------ Supplied entries
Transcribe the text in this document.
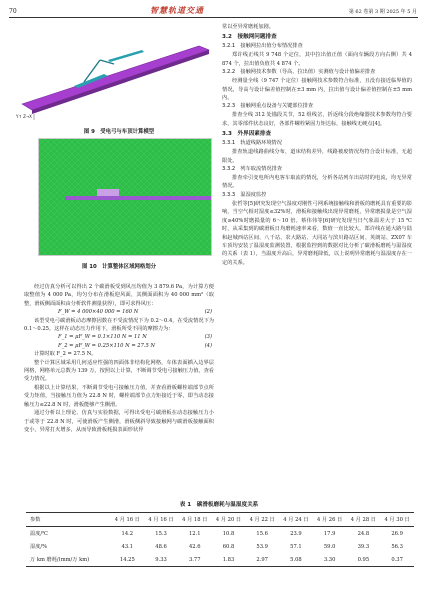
70	智慧轨道交通	第 62 卷第 3 期 2025 年 5 月
Y↑ Z→X
图 9　受电弓与车顶计算模型
图 10　计算整体区域网格划分

经过仿真分析可以得出 2 个碳滑板受到风压均值为 3 879.6 Pa，为计算方便取整值为 4 000 Pa，均匀分布在滑板迎风面，其侧面面积为 40 000 mm²（取整，滑板侧面面积由分析软件测量获得），即可求得风压：

F_W = 4 000×40 000 = 160 N	(2)

该型受电弓碳滑板动态摩擦因数在不受流情况下为 0.2～0.4，在受流情况下为 0.1～0.25。这样在动态压力作用下，滑板所受不同的摩擦力为：

F_1 = μF_W = 0.1×110 N = 11 N	(3)
F_2 = μF_W = 0.25×110 N = 27.5 N	(4)

计算时取 F_2 = 27.5 N。

整个计算区域采用几何适应性强的四面体非结构化网格，车体表面插入边界层网格，网格单元总数为 139 万。按照以上计算，不断调节受电弓接触压力值，查看受力情况。

根据以上计算结果，不断调节受电弓接触压力值，并查看滑板螺栓端部节点所受力矩值，当接触压力值为 22.8 N 时，螺栓端部节点力矩接近于零，即当动态接触压力≤22.8 N 时，滑板能够产生侧滑。

通过分析以上理论、仿真与实验数据，可得出受电弓碳滑板在动态接触压力小于或等于 22.8 N 时，可使滑板产生侧滑，滑板侧斜导致接触网与碳滑板接触面积变小，异常打火增多，从而导致滑板耗损表面形状异

常以至异常磨耗加剧。

3.2　接触网问题排查
3.2.1　接触网拉出值分布情况排查

郑许线正线共 9 748 个定位，其中拉出值正值（面向车辆段方向右侧）共 4 874 个，拉出值负值共 4 874 个。

3.2.2　接触网技术参数（导高、拉出值）实测值与设计值偏差排查

经测量全线（9 747 个定位）接触网技术参数符合标准，且没有接近临界值的情况，导高与设计偏差值控制在±3 mm 内，拉出值与设计偏差值控制在±5 mm 内。

3.2.3　接触网重点设备与关键部位排查

排查全线 312 处锚段关节，52 组线岔，折返线分段绝缘器技术参数均符合要求，其零部件状态良好，各部件螺栓紧固力矩达标，接触线无硬点[4]。

3.3　外界因素排查
3.3.1　轨道线路环境情况

排查轨道线路曲线分布，道床结构差异，线路被废情况均符合设计标准，无超限处。

3.3.2　列车取流情况排查

排查牵引变电所内电客车取流的情况，分析各站列车出站时的电流，均无异常情况。

3.3.3　温湿度监控

张哲等[5]研究发现空气湿度对刚性弓网系统接触线和滑板的磨耗具有重要的影响，当空气相对湿度≤32%时，滑板和接触线出现异常磨耗，异常磨损量是空气湿度≥40%时磨损量的 6～10 倍。蔡伟伟等[6]研究发现当日气象温差大于 15 ℃时，从采集到的碳滑板日均磨耗速率来看，数值一直比较大。郑许线在通大路与陆和赵城西站区间、八千站、农大路站、大同站与滨川路站区间、英朗站、ZX07 车车顶均安装了温湿度监测装置，根据监控到的数据对比分析了碳滑板磨耗与温湿度的关系（表 1），当温度升高后，异常磨耗降低，以上说明异常磨耗与温湿度存在一定的关系。

表 1　碳滑板磨耗与温湿度关系
参数	4 月 16 日	4 月 16 日	4 月 18 日	4 月 20 日	4 月 22 日	4 月 24 日	4 月 26 日	4 月 28 日	4 月 30 日
温度/℃	14.2	15.3	12.1	10.8	15.6	23.9	17.9	24.8	26.9
湿度/%	43.1	48.6	42.6	60.8	53.9	57.1	59.0	39.3	56.3
万 km 磨耗/(mm/万 km)	14.25	9.33	3.77	1.83	2.97	5.08	3.30	0.95	0.37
------------
__Task__.
Pull out and copy each line containing the string "不断调节受电弓接触压力值".

__The solution__.
整个计算区域采用几何适应性强的四面体非结构化网格，车体表面插入边界层网格，网格单元总数为 139 万。按照以上计算，不断调节受电弓接触压力值，查看受力情况。
根据以上计算结果，不断调节受电弓接触压力值，并查看滑板螺栓端部节点所受力矩值，当接触压力值为 22.8 N 时，螺栓端部节点力矩接近于零，即当动态接触压力≤22.8 N 时，滑板能够产生侧滑。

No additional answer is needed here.